* YOUR INSTRUCTIONS: Transcribe the records that follow, preserving every word.
═══ SUPPLIED DATA
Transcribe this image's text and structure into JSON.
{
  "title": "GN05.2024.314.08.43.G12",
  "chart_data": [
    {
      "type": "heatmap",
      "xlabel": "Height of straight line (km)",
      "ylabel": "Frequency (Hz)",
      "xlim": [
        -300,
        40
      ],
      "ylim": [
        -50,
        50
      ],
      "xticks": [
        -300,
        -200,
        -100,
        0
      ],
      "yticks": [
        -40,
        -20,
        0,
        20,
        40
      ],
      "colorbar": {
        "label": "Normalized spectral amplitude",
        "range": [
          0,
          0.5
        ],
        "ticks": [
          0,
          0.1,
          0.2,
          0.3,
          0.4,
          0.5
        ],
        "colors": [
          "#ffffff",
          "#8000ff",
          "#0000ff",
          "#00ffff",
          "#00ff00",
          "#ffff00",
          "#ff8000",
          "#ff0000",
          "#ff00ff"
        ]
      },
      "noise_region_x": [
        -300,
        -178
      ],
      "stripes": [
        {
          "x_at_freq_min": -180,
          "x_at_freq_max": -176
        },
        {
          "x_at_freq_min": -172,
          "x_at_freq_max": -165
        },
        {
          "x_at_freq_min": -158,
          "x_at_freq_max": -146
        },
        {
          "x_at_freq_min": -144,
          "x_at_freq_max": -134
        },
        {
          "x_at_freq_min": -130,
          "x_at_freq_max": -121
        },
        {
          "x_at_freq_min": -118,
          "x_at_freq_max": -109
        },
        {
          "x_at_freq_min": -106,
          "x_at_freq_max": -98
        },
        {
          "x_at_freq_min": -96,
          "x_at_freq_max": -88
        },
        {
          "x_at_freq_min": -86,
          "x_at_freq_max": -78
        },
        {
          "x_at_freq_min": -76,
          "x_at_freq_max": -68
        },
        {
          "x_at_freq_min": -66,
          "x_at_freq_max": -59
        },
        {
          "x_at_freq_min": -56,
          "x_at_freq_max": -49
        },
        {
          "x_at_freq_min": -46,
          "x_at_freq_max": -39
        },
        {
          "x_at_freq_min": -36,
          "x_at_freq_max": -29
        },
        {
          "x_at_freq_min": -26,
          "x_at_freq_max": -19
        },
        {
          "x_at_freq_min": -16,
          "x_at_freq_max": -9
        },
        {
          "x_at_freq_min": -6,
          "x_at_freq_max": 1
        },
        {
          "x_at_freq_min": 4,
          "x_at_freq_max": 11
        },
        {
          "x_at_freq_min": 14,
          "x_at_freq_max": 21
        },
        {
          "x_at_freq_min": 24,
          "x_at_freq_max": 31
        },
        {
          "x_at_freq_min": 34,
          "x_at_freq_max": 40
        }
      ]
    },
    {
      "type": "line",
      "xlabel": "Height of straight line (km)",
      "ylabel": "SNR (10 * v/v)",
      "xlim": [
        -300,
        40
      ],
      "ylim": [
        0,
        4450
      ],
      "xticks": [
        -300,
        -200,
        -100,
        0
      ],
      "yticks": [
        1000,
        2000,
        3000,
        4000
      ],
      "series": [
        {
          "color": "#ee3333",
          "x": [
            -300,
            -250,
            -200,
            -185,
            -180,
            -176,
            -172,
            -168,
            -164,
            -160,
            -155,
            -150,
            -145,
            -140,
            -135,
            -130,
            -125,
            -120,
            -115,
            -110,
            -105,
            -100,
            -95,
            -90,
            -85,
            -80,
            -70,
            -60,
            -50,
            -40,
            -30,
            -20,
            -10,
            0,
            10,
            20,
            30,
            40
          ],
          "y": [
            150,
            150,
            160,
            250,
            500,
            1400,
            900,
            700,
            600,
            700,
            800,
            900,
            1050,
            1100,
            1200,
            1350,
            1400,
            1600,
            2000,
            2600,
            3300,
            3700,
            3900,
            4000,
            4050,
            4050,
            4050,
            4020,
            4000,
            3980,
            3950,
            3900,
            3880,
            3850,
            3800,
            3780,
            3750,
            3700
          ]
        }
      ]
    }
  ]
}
══════
* ANSWER IN FULL:
Transcribe this image's text and structure into JSON.
{
  "title": "GN05.2024.314.08.43.G12",
  "chart_data": [
    {
      "type": "heatmap",
      "xlabel": "Height of straight line (km)",
      "ylabel": "Frequency (Hz)",
      "xlim": [
        -300,
        40
      ],
      "ylim": [
        -50,
        50
      ],
      "xticks": [
        -300,
        -200,
        -100,
        0
      ],
      "yticks": [
        -40,
        -20,
        0,
        20,
        40
      ],
      "colorbar": {
        "label": "Normalized spectral amplitude",
        "range": [
          0,
          0.5
        ],
        "ticks": [
          0,
          0.1,
          0.2,
          0.3,
          0.4,
          0.5
        ],
        "colors": [
          "#ffffff",
          "#8000ff",
          "#0000ff",
          "#00ffff",
          "#00ff00",
          "#ffff00",
          "#ff8000",
          "#ff0000",
          "#ff00ff"
        ]
      },
      "noise_region_x": [
        -300,
        -178
      ],
      "stripes": [
        {
          "x_at_freq_min": -180,
          "x_at_freq_max": -176
        },
        {
          "x_at_freq_min": -172,
          "x_at_freq_max": -165
        },
        {
          "x_at_freq_min": -158,
          "x_at_freq_max": -146
        },
        {
          "x_at_freq_min": -144,
          "x_at_freq_max": -134
        },
        {
          "x_at_freq_min": -130,
          "x_at_freq_max": -121
        },
        {
          "x_at_freq_min": -118,
          "x_at_freq_max": -109
        },
        {
          "x_at_freq_min": -106,
          "x_at_freq_max": -98
        },
        {
          "x_at_freq_min": -96,
          "x_at_freq_max": -88
        },
        {
          "x_at_freq_min": -86,
          "x_at_freq_max": -78
        },
        {
          "x_at_freq_min": -76,
          "x_at_freq_max": -68
        },
        {
          "x_at_freq_min": -66,
          "x_at_freq_max": -59
        },
        {
          "x_at_freq_min": -56,
          "x_at_freq_max": -49
        },
        {
          "x_at_freq_min": -46,
          "x_at_freq_max": -39
        },
        {
          "x_at_freq_min": -36,
          "x_at_freq_max": -29
        },
        {
          "x_at_freq_min": -26,
          "x_at_freq_max": -19
        },
        {
          "x_at_freq_min": -16,
          "x_at_freq_max": -9
        },
        {
          "x_at_freq_min": -6,
          "x_at_freq_max": 1
        },
        {
          "x_at_freq_min": 4,
          "x_at_freq_max": 11
        },
        {
          "x_at_freq_min": 14,
          "x_at_freq_max": 21
        },
        {
          "x_at_freq_min": 24,
          "x_at_freq_max": 31
        },
        {
          "x_at_freq_min": 34,
          "x_at_freq_max": 40
        }
      ]
    },
    {
      "type": "line",
      "xlabel": "Height of straight line (km)",
      "ylabel": "SNR (10 * v/v)",
      "xlim": [
        -300,
        40
      ],
      "ylim": [
        0,
        4450
      ],
      "xticks": [
        -300,
        -200,
        -100,
        0
      ],
      "yticks": [
        1000,
        2000,
        3000,
        4000
      ],
      "series": [
        {
          "color": "#ee3333",
          "x": [
            -300,
            -250,
            -200,
            -185,
            -180,
            -176,
            -172,
            -168,
            -164,
            -160,
            -155,
            -150,
            -145,
            -140,
            -135,
            -130,
            -125,
            -120,
            -115,
            -110,
            -105,
            -100,
            -95,
            -90,
            -85,
            -80,
            -70,
            -60,
            -50,
            -40,
            -30,
            -20,
            -10,
            0,
            10,
            20,
            30,
            40
          ],
          "y": [
            150,
            150,
            160,
            250,
            500,
            1400,
            900,
            700,
            600,
            700,
            800,
            900,
            1050,
            1100,
            1200,
            1350,
            1400,
            1600,
            2000,
            2600,
            3300,
            3700,
            3900,
            4000,
            4050,
            4050,
            4050,
            4020,
            4000,
            3980,
            3950,
            3900,
            3880,
            3850,
            3800,
            3780,
            3750,
            3700
          ]
        }
      ]
    }
  ]
}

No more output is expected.